Comb through the entries for "ৎসকর" and pull out each line that holds it.

──────── RAW RECORDS

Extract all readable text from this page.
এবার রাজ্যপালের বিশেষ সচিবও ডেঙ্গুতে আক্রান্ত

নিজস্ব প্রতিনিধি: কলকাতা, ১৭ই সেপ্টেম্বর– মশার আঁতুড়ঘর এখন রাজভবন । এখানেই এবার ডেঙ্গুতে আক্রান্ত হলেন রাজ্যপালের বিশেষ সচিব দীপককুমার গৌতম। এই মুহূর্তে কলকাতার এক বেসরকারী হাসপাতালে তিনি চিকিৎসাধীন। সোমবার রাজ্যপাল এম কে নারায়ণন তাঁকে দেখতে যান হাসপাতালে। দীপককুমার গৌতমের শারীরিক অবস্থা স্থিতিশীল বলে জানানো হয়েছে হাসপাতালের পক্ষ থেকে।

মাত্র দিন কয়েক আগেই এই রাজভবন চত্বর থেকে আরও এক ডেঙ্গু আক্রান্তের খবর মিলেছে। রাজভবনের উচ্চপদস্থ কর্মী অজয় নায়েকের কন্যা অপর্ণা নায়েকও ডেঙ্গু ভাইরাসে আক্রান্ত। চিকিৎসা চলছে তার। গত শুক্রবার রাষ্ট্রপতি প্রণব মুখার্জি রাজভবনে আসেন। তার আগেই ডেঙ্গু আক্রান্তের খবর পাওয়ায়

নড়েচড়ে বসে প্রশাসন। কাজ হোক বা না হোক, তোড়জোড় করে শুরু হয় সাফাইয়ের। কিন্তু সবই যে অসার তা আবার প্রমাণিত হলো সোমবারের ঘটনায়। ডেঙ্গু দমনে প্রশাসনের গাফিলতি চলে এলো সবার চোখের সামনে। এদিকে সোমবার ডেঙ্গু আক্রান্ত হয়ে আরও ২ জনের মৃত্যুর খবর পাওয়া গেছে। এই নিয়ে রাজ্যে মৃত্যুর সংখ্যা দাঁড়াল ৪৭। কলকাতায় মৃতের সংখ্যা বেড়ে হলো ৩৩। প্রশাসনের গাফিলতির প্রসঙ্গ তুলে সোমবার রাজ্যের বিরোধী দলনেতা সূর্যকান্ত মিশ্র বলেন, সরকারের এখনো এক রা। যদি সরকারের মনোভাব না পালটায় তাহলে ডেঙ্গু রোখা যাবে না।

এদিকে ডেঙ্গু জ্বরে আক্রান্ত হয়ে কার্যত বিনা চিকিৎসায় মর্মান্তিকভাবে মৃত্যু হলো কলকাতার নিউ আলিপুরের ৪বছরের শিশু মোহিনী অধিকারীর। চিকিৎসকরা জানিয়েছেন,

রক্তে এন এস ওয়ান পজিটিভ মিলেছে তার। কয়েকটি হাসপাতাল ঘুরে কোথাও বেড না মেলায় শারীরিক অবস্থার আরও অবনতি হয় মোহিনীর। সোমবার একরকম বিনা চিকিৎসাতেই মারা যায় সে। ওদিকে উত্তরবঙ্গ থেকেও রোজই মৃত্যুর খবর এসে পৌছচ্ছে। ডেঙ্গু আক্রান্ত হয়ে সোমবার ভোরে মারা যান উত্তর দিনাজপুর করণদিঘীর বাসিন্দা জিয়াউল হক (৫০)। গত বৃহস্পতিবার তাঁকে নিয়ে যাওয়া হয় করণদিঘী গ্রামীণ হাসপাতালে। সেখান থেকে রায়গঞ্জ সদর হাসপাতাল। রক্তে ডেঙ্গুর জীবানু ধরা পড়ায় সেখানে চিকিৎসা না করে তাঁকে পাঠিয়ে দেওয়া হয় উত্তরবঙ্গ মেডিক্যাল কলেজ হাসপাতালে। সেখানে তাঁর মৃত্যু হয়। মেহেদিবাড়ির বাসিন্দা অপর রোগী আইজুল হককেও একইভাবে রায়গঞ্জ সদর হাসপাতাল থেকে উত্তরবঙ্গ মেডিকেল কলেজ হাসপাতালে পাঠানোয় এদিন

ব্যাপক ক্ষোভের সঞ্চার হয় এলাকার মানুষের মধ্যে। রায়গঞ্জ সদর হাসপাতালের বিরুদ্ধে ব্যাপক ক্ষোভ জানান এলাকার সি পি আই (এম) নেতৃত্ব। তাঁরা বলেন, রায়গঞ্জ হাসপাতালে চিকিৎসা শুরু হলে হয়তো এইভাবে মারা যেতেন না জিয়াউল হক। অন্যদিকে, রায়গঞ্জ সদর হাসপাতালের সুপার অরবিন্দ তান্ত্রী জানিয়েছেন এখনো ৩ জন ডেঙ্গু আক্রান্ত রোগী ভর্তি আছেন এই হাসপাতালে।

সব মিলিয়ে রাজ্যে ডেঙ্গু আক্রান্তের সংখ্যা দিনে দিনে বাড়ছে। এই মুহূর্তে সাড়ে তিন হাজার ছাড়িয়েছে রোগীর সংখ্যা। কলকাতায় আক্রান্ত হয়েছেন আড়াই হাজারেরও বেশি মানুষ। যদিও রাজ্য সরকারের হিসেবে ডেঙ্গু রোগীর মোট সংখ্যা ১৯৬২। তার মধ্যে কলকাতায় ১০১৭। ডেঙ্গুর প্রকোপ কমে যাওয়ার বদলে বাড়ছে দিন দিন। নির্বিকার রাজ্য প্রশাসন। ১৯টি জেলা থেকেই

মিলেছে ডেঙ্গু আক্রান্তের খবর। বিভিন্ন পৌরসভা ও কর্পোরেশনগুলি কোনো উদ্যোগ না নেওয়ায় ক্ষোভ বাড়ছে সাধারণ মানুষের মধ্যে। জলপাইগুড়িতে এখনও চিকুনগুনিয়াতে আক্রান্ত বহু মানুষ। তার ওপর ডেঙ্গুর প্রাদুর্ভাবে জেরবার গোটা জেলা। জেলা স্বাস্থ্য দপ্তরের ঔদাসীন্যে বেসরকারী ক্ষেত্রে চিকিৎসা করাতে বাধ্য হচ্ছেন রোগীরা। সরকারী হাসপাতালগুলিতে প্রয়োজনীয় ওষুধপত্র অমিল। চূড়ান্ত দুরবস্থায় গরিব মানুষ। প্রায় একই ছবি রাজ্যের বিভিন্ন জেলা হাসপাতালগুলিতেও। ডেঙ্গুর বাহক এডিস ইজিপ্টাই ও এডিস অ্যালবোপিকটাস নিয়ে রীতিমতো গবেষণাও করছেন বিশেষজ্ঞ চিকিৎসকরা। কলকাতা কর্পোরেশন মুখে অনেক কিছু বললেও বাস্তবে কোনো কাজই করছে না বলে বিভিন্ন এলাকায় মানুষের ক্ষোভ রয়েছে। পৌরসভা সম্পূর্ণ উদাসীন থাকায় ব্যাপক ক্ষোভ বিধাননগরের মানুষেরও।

────────────────

* CORRECT ANSWER:
এদিকে ডেঙ্গু জ্বরে আক্রান্ত হয়ে কার্যত বিনা চিকিৎসায় মর্মান্তিকভাবে মৃত্যু হলো কলকাতার নিউ আলিপুরের ৪বছরের শিশু মোহিনী অধিকারীর। চিকিৎসকরা জানিয়েছেন,
মিলেছে ডেঙ্গু আক্রান্তের খবর। বিভিন্ন পৌরসভা ও কর্পোরেশনগুলি কোনো উদ্যোগ না নেওয়ায় ক্ষোভ বাড়ছে সাধারণ মানুষের মধ্যে। জলপাইগুড়িতে এখনও চিকুনগুনিয়াতে আক্রান্ত বহু মানুষ। তার ওপর ডেঙ্গুর প্রাদুর্ভাবে জেরবার গোটা জেলা। জেলা স্বাস্থ্য দপ্তরের ঔদাসীন্যে বেসরকারী ক্ষেত্রে চিকিৎসা করাতে বাধ্য হচ্ছেন রোগীরা। সরকারী হাসপাতালগুলিতে প্রয়োজনীয় ওষুধপত্র অমিল। চূড়ান্ত দুরবস্থায় গরিব মানুষ। প্রায় একই ছবি রাজ্যের বিভিন্ন জেলা হাসপাতালগুলিতেও। ডেঙ্গুর বাহক এডিস ইজিপ্টাই ও এডিস অ্যালবোপিকটাস নিয়ে রীতিমতো গবেষণাও করছেন বিশেষজ্ঞ চিকিৎসকরা। কলকাতা কর্পোরেশন মুখে অনেক কিছু বললেও বাস্তবে কোনো কাজই করছে না বলে বিভিন্ন এলাকায় মানুষের ক্ষোভ রয়েছে। পৌরসভা সম্পূর্ণ উদাসীন থাকায় ব্যাপক ক্ষোভ বিধাননগরের মানুষেরও।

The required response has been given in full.